Brief →
In the listing that follows, count every line with the word "Брянской" in it and write only the total.

++++++

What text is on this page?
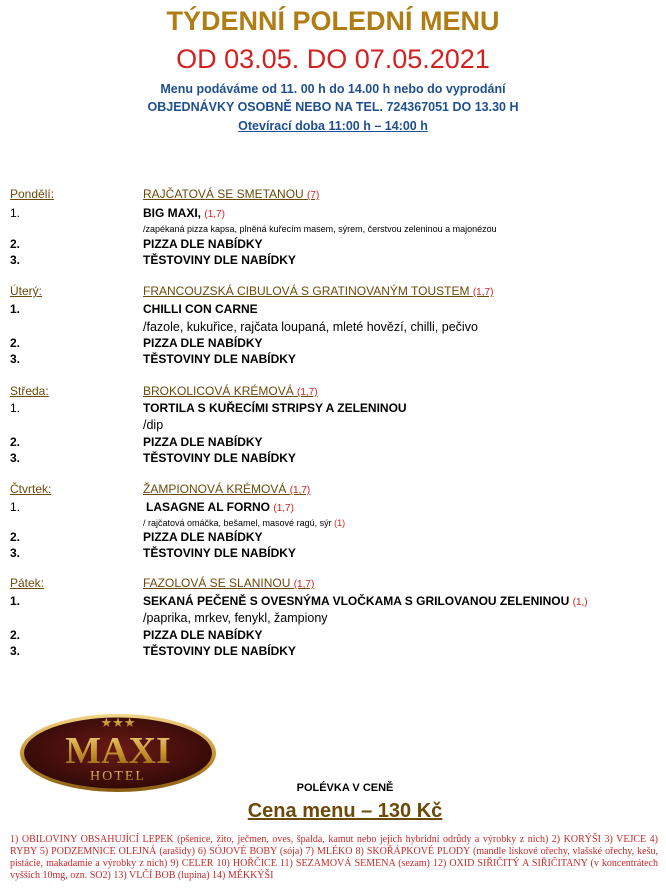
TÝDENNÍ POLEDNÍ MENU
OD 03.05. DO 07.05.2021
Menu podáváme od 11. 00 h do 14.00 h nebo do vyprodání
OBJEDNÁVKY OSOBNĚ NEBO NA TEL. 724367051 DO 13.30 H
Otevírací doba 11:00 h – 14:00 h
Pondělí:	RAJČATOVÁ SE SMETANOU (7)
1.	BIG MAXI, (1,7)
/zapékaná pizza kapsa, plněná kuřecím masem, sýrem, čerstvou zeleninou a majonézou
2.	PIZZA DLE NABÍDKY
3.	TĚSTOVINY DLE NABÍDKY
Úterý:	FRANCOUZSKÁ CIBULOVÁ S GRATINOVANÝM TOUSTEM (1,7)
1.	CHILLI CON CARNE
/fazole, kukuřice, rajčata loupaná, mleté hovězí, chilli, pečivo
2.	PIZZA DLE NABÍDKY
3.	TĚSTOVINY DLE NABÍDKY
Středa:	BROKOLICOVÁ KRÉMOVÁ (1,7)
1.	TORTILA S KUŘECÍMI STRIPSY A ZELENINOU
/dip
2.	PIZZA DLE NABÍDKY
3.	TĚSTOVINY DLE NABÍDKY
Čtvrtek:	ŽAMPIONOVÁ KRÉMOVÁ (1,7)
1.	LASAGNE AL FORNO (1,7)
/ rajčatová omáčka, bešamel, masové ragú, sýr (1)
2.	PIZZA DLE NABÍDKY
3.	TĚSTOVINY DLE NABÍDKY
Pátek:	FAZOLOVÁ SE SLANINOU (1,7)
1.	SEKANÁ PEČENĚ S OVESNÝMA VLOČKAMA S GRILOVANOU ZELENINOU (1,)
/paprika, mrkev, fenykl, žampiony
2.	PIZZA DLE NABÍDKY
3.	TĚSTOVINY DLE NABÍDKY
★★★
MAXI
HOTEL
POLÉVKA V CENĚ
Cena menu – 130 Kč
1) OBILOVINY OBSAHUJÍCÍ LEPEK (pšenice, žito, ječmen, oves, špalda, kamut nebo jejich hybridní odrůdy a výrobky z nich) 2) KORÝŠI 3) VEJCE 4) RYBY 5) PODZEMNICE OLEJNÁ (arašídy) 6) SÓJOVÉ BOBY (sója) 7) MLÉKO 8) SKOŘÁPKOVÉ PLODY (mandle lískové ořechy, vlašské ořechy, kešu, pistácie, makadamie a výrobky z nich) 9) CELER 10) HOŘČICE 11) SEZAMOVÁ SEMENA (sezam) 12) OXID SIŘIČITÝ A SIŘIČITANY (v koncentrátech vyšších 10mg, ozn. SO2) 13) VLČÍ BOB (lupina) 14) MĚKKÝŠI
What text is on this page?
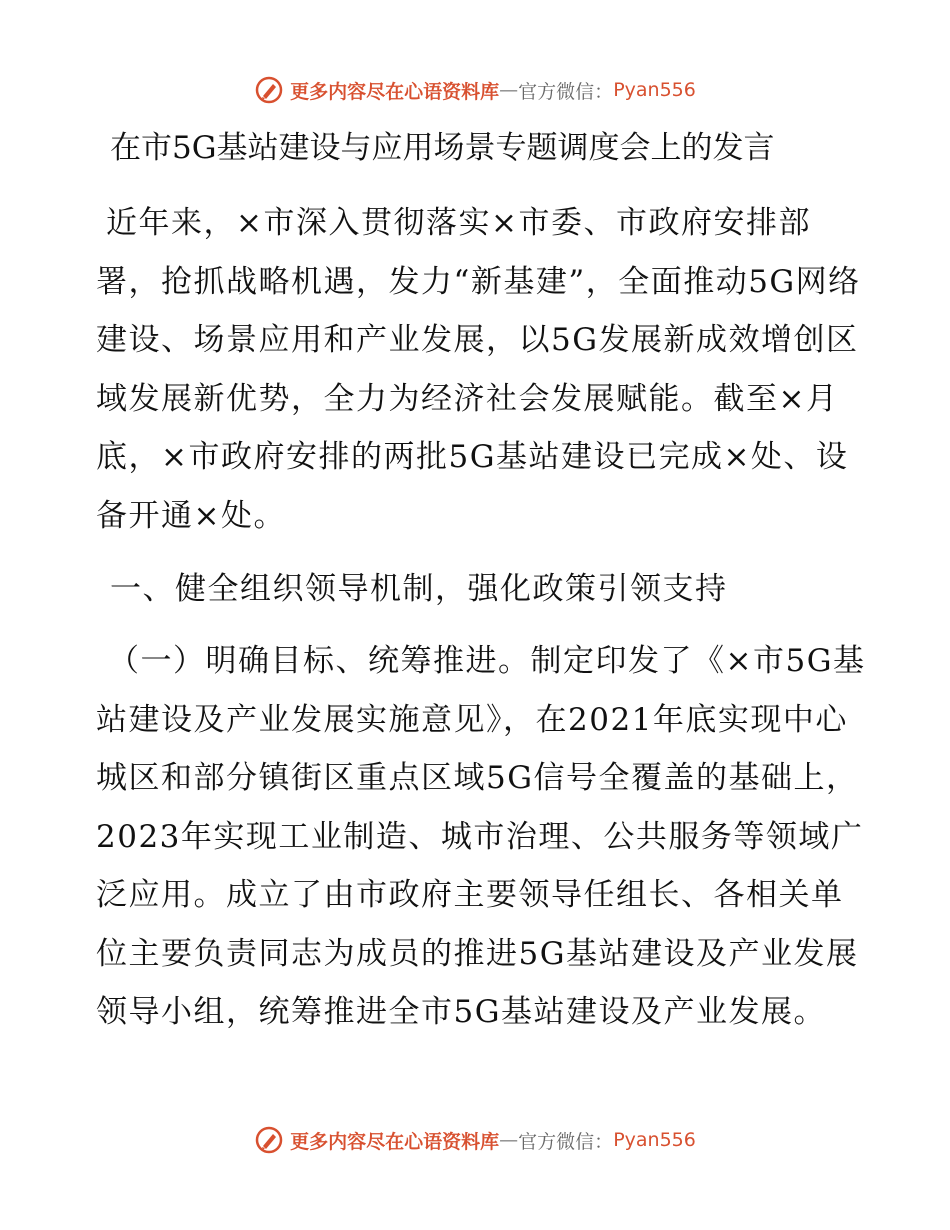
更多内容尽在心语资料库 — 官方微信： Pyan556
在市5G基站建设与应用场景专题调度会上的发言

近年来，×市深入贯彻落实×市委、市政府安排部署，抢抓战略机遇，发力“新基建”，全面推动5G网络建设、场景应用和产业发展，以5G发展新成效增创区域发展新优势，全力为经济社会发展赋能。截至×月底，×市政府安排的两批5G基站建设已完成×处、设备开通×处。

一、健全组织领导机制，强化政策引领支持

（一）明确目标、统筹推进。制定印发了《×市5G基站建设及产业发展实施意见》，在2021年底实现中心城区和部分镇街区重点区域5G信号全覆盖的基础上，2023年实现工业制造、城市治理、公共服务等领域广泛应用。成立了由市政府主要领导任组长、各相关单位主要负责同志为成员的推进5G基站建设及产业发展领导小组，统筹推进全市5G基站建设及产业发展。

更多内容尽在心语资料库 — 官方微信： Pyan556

++++++

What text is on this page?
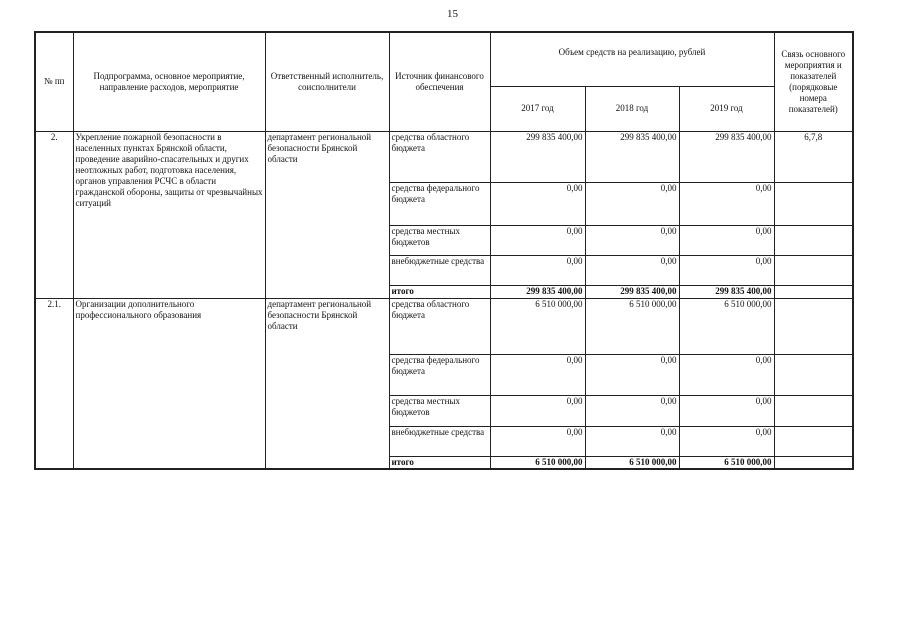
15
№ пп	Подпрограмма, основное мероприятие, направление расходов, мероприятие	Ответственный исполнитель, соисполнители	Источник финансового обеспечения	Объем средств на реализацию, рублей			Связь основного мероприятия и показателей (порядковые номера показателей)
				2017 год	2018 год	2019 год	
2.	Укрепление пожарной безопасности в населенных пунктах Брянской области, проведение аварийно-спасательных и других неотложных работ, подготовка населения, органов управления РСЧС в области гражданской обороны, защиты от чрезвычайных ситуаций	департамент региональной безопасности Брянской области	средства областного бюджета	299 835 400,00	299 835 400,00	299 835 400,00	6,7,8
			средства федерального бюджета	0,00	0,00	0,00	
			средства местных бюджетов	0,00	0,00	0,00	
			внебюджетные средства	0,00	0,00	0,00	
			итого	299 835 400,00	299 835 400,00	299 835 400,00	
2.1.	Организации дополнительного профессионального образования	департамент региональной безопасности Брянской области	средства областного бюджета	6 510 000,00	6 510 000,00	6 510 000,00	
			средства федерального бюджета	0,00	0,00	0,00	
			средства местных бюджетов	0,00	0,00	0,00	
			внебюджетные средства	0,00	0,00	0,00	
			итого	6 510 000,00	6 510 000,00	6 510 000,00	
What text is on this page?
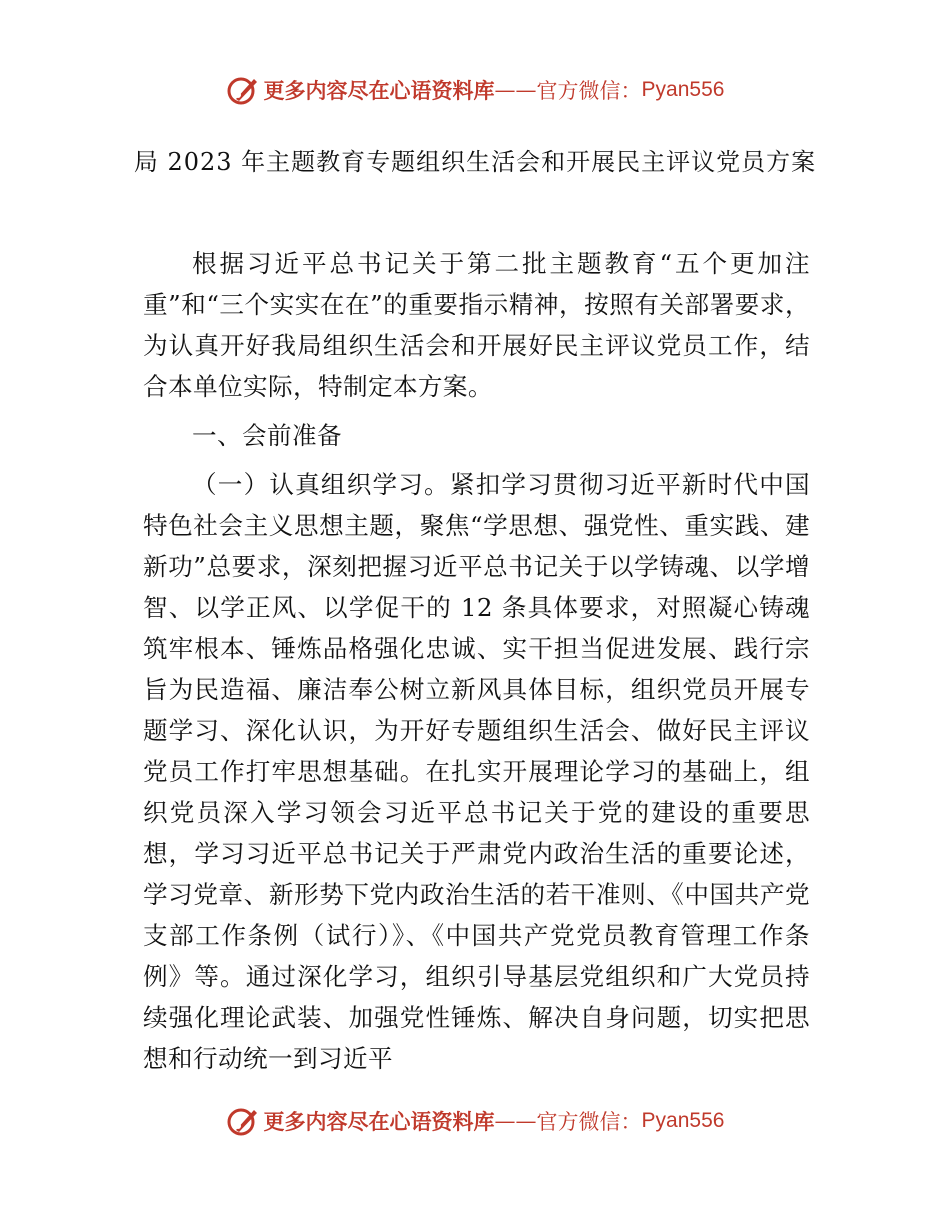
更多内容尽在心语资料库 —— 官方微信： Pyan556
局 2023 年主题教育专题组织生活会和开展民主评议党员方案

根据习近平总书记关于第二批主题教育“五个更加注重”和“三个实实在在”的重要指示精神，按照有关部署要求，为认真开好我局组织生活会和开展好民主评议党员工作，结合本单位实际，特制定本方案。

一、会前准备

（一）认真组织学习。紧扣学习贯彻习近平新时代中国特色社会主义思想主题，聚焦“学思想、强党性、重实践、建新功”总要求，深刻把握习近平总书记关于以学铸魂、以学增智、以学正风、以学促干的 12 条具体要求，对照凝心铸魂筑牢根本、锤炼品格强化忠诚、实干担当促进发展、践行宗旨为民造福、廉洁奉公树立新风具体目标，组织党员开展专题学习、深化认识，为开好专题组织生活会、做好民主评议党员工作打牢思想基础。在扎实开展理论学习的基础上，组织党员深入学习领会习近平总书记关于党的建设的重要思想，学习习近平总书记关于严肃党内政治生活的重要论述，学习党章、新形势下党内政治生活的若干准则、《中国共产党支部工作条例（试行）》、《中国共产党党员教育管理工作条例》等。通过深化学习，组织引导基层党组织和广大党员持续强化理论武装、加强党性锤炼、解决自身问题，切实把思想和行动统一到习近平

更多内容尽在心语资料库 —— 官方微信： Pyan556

++++++

Task answer →
2